Stored items
────────────────────

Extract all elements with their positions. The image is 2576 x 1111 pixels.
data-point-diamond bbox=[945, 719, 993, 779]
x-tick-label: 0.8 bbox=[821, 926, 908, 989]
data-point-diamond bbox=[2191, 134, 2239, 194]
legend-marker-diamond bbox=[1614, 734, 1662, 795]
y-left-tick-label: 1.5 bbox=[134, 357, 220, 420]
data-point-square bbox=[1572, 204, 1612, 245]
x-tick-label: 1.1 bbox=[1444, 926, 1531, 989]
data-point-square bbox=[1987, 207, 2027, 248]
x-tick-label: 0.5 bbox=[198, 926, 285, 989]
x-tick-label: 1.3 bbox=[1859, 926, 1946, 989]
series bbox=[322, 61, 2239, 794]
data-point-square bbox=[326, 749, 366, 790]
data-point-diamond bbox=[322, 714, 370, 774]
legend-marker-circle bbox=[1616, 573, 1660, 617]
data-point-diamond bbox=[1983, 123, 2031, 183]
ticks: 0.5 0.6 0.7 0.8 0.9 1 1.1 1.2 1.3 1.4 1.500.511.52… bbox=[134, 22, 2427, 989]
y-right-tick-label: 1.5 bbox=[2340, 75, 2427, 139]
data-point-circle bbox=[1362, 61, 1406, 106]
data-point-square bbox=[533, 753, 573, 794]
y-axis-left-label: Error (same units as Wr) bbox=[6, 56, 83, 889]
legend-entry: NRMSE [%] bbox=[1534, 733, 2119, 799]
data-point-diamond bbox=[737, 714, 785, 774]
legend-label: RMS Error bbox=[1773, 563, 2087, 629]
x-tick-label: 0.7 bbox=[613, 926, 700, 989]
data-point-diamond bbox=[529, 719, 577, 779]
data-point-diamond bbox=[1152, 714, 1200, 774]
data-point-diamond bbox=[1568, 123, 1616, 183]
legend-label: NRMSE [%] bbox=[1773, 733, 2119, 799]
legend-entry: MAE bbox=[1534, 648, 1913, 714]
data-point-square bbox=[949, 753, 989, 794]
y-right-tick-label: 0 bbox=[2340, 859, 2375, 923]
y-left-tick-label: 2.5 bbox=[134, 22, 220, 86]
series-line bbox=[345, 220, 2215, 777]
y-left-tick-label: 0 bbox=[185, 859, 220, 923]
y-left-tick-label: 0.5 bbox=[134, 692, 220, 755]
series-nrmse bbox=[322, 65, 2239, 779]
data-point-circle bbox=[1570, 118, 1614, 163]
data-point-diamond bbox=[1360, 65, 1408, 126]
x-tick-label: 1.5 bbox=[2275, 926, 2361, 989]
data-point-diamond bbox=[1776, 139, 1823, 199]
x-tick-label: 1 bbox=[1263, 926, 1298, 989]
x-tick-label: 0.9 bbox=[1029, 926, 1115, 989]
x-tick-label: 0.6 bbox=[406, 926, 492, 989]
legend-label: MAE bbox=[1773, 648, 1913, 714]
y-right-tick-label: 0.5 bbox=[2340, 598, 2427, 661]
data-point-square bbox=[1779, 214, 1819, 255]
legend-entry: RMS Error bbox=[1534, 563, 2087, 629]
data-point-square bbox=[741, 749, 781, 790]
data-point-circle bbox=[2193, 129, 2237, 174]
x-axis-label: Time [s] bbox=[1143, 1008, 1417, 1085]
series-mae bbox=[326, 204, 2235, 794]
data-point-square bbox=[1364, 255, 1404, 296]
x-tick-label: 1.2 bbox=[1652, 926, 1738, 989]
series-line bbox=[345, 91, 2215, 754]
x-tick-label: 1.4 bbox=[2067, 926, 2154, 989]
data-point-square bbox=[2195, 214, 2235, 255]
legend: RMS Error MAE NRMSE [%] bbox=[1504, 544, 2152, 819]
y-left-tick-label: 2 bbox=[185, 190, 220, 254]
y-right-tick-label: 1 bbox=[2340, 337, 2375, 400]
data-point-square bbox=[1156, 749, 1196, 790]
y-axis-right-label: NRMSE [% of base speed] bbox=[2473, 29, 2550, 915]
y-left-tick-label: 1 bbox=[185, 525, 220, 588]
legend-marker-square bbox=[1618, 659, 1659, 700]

────────────────────

Can you rewrite the material above with every "RMS Error" changed to "Root Mean Square Error" and everything else left as it is?

Extract all elements with their positions. The image is 2576 x 1111 pixels.
data-point-diamond bbox=[945, 719, 993, 779]
x-tick-label: 0.8 bbox=[821, 926, 908, 989]
data-point-diamond bbox=[2191, 134, 2239, 194]
legend-marker-diamond bbox=[1614, 734, 1662, 795]
y-left-tick-label: 1.5 bbox=[134, 357, 220, 420]
data-point-square bbox=[1572, 204, 1612, 245]
x-tick-label: 1.1 bbox=[1444, 926, 1531, 989]
data-point-square bbox=[1987, 207, 2027, 248]
x-tick-label: 0.5 bbox=[198, 926, 285, 989]
x-tick-label: 1.3 bbox=[1859, 926, 1946, 989]
series bbox=[322, 61, 2239, 794]
data-point-square bbox=[326, 749, 366, 790]
data-point-diamond bbox=[322, 714, 370, 774]
legend-marker-circle bbox=[1616, 573, 1660, 617]
data-point-diamond bbox=[1983, 123, 2031, 183]
ticks: 0.5 0.6 0.7 0.8 0.9 1 1.1 1.2 1.3 1.4 1.500.511.52… bbox=[134, 22, 2427, 989]
y-right-tick-label: 1.5 bbox=[2340, 75, 2427, 139]
data-point-circle bbox=[1362, 61, 1406, 106]
data-point-square bbox=[533, 753, 573, 794]
y-axis-left-label: Error (same units as Wr) bbox=[6, 56, 83, 889]
legend-entry: NRMSE [%] bbox=[1534, 733, 2119, 799]
data-point-diamond bbox=[737, 714, 785, 774]
legend-label: Root Mean Square Error bbox=[1773, 563, 2087, 629]
x-tick-label: 0.7 bbox=[613, 926, 700, 989]
data-point-diamond bbox=[529, 719, 577, 779]
data-point-diamond bbox=[1152, 714, 1200, 774]
data-point-diamond bbox=[1568, 123, 1616, 183]
legend-label: NRMSE [%] bbox=[1773, 733, 2119, 799]
legend-entry: MAE bbox=[1534, 648, 1913, 714]
data-point-square bbox=[949, 753, 989, 794]
y-right-tick-label: 0 bbox=[2340, 859, 2375, 923]
y-left-tick-label: 2.5 bbox=[134, 22, 220, 86]
series-line bbox=[345, 220, 2215, 777]
y-left-tick-label: 0 bbox=[185, 859, 220, 923]
y-left-tick-label: 0.5 bbox=[134, 692, 220, 755]
series-nrmse bbox=[322, 65, 2239, 779]
data-point-circle bbox=[1570, 118, 1614, 163]
data-point-diamond bbox=[1360, 65, 1408, 126]
x-tick-label: 1.5 bbox=[2275, 926, 2361, 989]
data-point-diamond bbox=[1776, 139, 1823, 199]
x-tick-label: 1 bbox=[1263, 926, 1298, 989]
x-tick-label: 0.9 bbox=[1029, 926, 1115, 989]
x-tick-label: 0.6 bbox=[406, 926, 492, 989]
legend-label: MAE bbox=[1773, 648, 1913, 714]
y-right-tick-label: 0.5 bbox=[2340, 598, 2427, 661]
data-point-square bbox=[1779, 214, 1819, 255]
legend-entry: Root Mean Square Error bbox=[1534, 563, 2087, 629]
data-point-square bbox=[741, 749, 781, 790]
data-point-circle bbox=[2193, 129, 2237, 174]
x-axis-label: Time [s] bbox=[1143, 1008, 1417, 1085]
series-mae bbox=[326, 204, 2235, 794]
data-point-square bbox=[1364, 255, 1404, 296]
x-tick-label: 1.2 bbox=[1652, 926, 1738, 989]
series-line bbox=[345, 91, 2215, 754]
x-tick-label: 1.4 bbox=[2067, 926, 2154, 989]
data-point-square bbox=[2195, 214, 2235, 255]
legend: Root Mean Square Error MAE NRMSE [%] bbox=[1504, 544, 2152, 819]
y-left-tick-label: 2 bbox=[185, 190, 220, 254]
y-right-tick-label: 1 bbox=[2340, 337, 2375, 400]
data-point-square bbox=[1156, 749, 1196, 790]
y-axis-right-label: NRMSE [% of base speed] bbox=[2473, 29, 2550, 915]
y-left-tick-label: 1 bbox=[185, 525, 220, 588]
legend-marker-square bbox=[1618, 659, 1659, 700]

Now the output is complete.